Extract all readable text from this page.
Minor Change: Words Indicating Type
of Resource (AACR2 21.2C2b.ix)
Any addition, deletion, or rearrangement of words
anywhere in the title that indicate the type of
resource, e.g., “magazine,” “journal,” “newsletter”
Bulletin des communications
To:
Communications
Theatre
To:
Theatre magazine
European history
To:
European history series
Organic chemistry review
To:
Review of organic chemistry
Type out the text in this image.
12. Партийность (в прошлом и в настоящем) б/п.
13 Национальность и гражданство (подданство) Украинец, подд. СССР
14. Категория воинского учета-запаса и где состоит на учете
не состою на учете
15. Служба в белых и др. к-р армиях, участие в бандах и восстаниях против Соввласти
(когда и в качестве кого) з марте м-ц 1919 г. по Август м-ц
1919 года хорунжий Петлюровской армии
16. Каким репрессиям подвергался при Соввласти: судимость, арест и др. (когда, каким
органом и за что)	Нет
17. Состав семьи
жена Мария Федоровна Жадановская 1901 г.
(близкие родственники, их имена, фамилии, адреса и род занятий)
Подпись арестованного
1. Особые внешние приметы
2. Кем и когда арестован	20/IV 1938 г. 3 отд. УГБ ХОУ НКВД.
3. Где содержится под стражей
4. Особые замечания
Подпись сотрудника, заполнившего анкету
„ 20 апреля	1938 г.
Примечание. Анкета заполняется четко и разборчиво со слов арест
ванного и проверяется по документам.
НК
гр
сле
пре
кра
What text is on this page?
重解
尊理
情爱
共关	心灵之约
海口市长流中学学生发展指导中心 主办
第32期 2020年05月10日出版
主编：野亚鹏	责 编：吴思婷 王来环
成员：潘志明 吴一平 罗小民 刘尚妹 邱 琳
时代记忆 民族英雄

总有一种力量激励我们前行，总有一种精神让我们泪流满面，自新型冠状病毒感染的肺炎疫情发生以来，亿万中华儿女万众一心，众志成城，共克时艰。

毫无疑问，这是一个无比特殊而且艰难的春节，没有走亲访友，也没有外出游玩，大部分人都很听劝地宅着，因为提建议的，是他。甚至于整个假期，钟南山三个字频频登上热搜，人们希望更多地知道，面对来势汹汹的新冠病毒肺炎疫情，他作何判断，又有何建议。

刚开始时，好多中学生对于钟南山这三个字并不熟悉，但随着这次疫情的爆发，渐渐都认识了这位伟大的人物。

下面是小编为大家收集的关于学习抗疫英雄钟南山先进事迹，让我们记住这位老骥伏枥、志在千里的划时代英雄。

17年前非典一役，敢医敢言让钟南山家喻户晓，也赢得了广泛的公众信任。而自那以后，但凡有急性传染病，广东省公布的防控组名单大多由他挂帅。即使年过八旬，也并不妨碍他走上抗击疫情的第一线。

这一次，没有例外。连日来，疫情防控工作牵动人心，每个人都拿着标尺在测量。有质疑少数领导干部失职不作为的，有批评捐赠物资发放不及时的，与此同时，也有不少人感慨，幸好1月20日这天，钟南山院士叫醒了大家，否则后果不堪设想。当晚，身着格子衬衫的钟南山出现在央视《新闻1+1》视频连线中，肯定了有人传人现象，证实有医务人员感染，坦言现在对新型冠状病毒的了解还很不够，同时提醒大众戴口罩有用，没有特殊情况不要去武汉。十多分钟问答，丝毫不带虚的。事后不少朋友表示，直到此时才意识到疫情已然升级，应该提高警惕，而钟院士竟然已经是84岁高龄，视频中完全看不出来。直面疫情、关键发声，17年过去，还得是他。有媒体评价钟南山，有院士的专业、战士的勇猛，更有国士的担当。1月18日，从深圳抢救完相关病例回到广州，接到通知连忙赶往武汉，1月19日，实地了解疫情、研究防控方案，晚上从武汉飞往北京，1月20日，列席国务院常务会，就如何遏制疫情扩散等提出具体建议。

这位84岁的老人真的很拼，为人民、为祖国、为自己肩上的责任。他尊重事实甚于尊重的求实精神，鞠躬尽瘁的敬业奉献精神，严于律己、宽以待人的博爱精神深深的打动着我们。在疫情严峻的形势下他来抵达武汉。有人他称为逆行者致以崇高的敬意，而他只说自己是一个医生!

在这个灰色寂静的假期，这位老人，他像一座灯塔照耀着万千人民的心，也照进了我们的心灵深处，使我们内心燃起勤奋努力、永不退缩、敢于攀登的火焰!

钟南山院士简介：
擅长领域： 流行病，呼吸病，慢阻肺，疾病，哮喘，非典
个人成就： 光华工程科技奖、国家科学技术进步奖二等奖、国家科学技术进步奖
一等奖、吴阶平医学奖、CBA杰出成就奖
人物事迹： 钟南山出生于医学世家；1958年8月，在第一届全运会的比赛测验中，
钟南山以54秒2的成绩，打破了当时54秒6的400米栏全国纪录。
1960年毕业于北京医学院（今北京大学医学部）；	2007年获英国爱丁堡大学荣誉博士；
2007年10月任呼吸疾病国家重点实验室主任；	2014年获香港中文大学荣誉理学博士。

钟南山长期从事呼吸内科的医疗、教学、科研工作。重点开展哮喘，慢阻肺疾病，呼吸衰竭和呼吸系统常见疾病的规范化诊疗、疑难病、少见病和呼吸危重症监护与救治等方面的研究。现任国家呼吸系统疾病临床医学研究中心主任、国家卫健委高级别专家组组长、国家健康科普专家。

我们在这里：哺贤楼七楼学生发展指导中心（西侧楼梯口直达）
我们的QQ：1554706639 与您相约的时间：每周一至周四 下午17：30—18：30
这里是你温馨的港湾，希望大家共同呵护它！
═══
• Exercise task: Locate all lines in the listing above with the word "history". Copy them.

• Written solution:
European history
European history series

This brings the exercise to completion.